* start Text shown *

The plot however was foiled when the gunpowder barrels were discovered under the building guarded by a man named Guy Fawkes. Captured by the authorities he was interrogated, tortured, made to confess and then finally sentenced to die by hanging. Defiant to the last, he leapt from the scaffold and broke his neck rather than suffer the indignity of mutiliation after being hung, drawn and quartered – the final punishment in those days for treason.
The Holiday Since.
The holiday has grown since its original inception spreading through the rest of the British Isles over time. Growing acceptance of differing faith during the 19th centuries and onwards has long since diminished the religious overtones of the celebration so that now it is generally regarded as simply a nice social occasion or night out for the kids.
The figure of the Guy who is burned is sometimes made to look like a 17th century man but nowadays it is quite popular to make the effigy resemble a popular hate figure of the time. Earlier centuries would burn model popes but in recent times it tends to be puppets resembling politicians and out of favour celebrities and other persons of note who end up on the bonfire.
Staying Safe During Bonfire Night
Now even before you get into side activities such as a potential fireworks show it is important to remember that you are still basically dealing with a great big fire. While you don’t necessarily need top notch survival or wilderness skill, it’s important to play it safe. Here’s a few things to bare in mind:
- Stay Sober – It may be a celebration but alcohol slows the reflexes and leads to bad judgement calls. Which is a very bad idea when there is a raging fire infront of you.
- Give Plenty of Space – At least 20 meters is generally recommended from other buildings, trees, fences, sheds or any other feature that might potentially catch fire.
- Never Use Flammable Liquids – Use domestic firelighters instead. Flammable liquids are much more dangerous.
- Check for Animals and Children – A great big stacked pile of wood and other consumable can be an irresistible playground. Make sure nothing is hiding inside it before you start the fire.
- Abide by Local Legislation – There may be particular council laws regarding the burning of Bonfires in your locality. To avoid trouble with the law make sure to check with the group in charge of wherever your bonfire is to be burned.

* end Text shown *
* start Dataset *

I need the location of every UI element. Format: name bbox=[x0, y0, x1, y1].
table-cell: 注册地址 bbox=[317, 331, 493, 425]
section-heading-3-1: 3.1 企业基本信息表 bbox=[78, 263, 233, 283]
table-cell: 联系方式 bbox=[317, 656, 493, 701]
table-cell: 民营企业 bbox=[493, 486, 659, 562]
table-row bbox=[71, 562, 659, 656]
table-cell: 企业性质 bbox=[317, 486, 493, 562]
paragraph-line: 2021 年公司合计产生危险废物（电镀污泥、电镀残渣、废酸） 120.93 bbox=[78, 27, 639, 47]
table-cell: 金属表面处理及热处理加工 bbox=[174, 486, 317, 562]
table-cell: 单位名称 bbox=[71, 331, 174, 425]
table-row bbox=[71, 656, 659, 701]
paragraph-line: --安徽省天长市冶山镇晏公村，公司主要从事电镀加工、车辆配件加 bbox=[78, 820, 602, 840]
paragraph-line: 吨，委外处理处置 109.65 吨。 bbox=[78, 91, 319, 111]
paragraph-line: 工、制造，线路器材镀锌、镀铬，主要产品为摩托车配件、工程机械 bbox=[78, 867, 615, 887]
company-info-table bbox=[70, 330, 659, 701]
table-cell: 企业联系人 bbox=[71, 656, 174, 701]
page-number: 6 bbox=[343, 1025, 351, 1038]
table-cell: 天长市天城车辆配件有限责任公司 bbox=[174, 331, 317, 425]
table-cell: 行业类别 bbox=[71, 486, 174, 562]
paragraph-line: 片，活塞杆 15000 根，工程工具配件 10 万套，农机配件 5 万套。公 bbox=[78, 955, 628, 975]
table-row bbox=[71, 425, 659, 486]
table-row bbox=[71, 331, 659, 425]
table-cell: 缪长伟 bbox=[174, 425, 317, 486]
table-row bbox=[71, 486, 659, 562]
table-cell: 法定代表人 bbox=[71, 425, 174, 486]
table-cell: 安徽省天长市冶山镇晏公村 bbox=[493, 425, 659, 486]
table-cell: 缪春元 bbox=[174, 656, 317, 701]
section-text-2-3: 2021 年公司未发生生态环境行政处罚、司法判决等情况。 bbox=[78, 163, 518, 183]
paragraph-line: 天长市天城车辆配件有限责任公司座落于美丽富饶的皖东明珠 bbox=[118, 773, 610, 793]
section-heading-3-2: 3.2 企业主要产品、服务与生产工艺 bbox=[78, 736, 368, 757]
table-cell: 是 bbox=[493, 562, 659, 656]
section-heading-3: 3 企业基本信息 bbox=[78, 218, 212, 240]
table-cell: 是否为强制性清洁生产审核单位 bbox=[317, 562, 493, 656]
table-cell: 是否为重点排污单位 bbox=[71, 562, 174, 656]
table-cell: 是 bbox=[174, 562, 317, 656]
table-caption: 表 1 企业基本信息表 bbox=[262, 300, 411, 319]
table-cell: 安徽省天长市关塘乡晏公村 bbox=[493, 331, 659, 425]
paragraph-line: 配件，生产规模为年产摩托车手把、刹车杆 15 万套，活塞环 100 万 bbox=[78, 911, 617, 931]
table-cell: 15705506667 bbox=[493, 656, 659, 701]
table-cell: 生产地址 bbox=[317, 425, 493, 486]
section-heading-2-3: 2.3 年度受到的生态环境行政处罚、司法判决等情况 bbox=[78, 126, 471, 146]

* end Dataset *

* Written request *
Rewrite the Bonfire Night text from "The plot however" to "The Holiday Since.", swapping "scaffold" for "gallows".

* Exercise solution *
The plot however was foiled when the gunpowder barrels were discovered under the building guarded by a man named Guy Fawkes. Captured by the authorities he was interrogated, tortured, made to confess and then finally sentenced to die by hanging. Defiant to the last, he leapt from the gallows and broke his neck rather than suffer the indignity of mutiliation after being hung, drawn and quartered – the final punishment in those days for treason.
The Holiday Since.